■ INSTRUCTION: Collect all the lines that mention the word "包括遗留责任和债务".

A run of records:
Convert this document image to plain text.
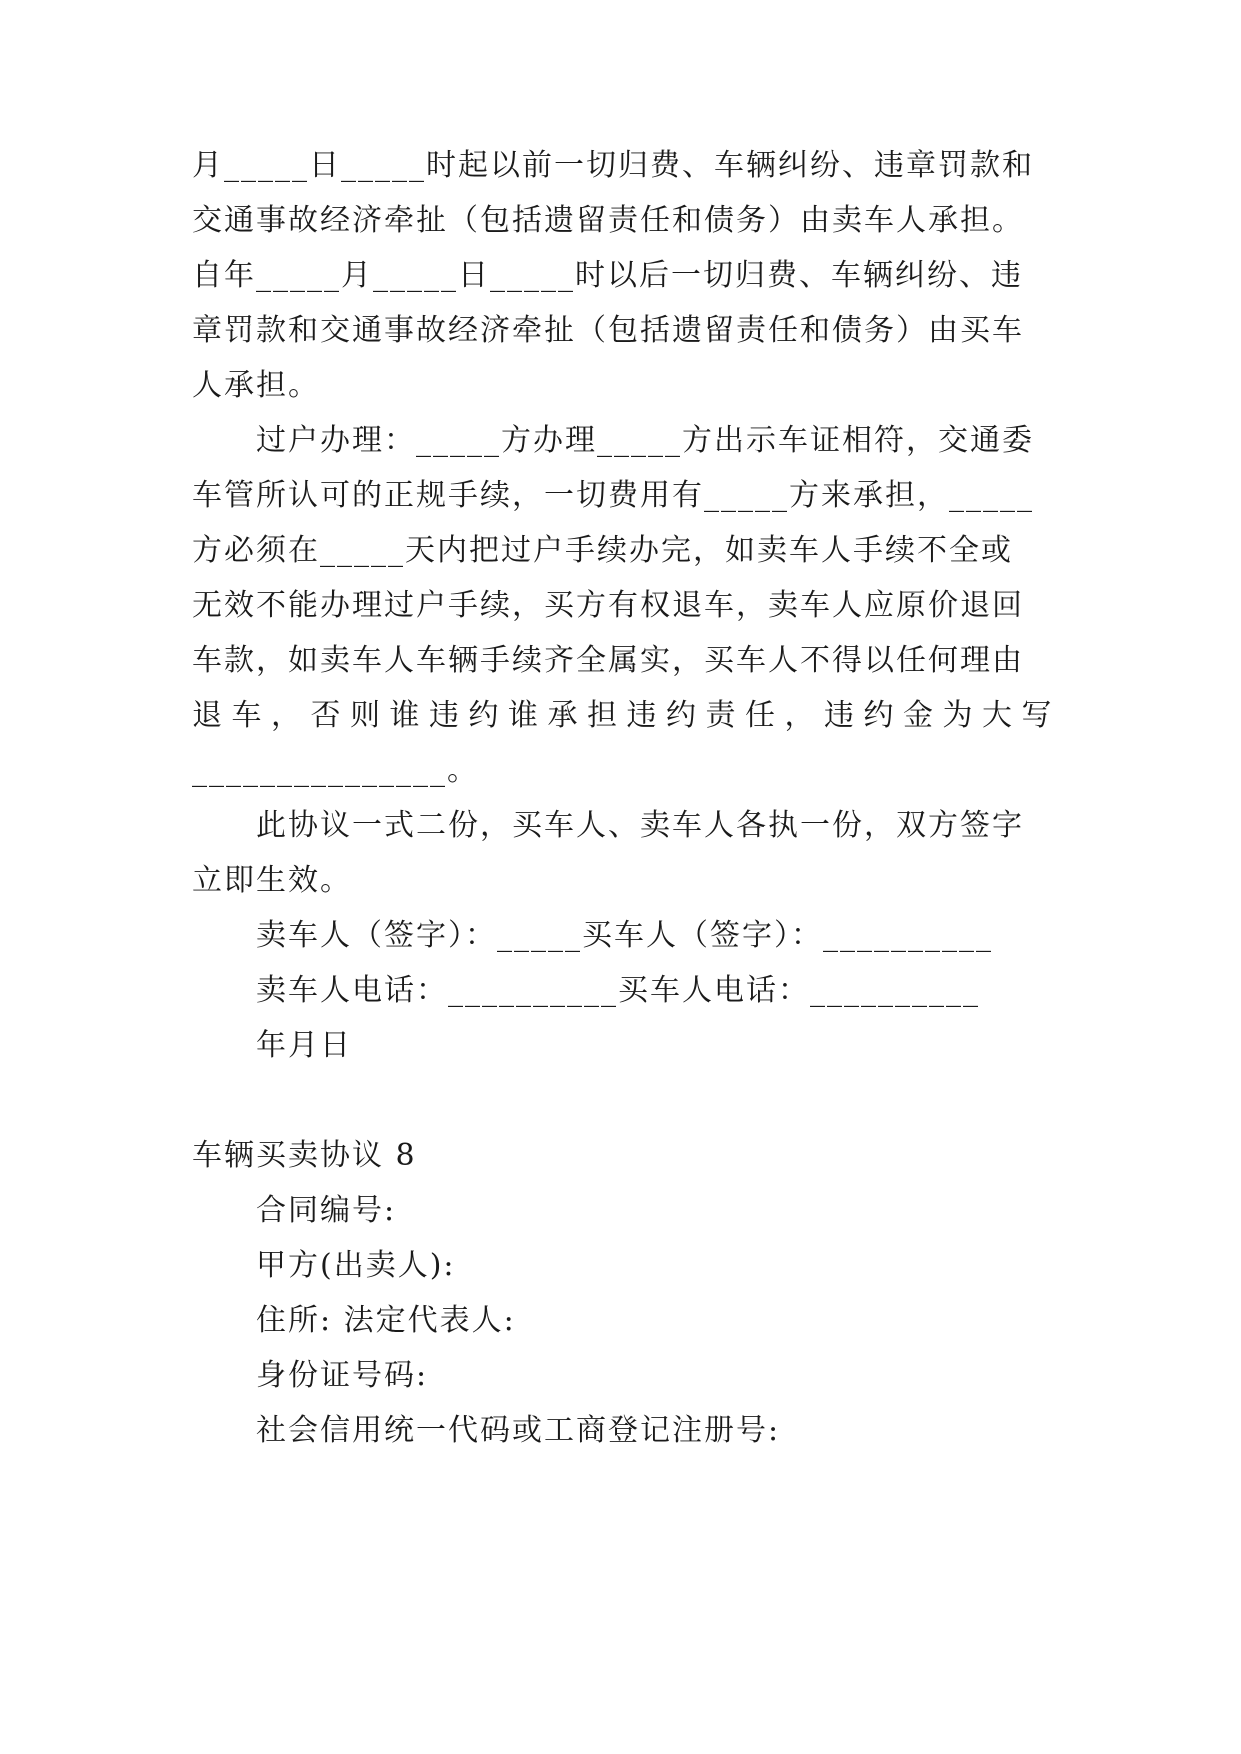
月_____日_____时起以前一切归费、车辆纠纷、违章罚款和
交通事故经济牵扯（包括遗留责任和债务）由卖车人承担。
自年_____月_____日_____时以后一切归费、车辆纠纷、违
章罚款和交通事故经济牵扯（包括遗留责任和债务）由买车
人承担。
过户办理：_____方办理_____方出示车证相符，交通委
车管所认可的正规手续，一切费用有_____方来承担，_____
方必须在_____天内把过户手续办完，如卖车人手续不全或
无效不能办理过户手续，买方有权退车，卖车人应原价退回
车款，如卖车人车辆手续齐全属实，买车人不得以任何理由
退车，否则谁违约谁承担违约责任，违约金为大写
_______________。
此协议一式二份，买车人、卖车人各执一份，双方签字
立即生效。
卖车人（签字）：_____买车人（签字）：__________
卖车人电话：__________买车人电话：__________
年月日
车辆买卖协议 8
合同编号:
甲方(出卖人):
住所: 法定代表人:
身份证号码:
社会信用统一代码或工商登记注册号:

■ ANSWER BELOW:
交通事故经济牵扯（包括遗留责任和债务）由卖车人承担。
章罚款和交通事故经济牵扯（包括遗留责任和债务）由买车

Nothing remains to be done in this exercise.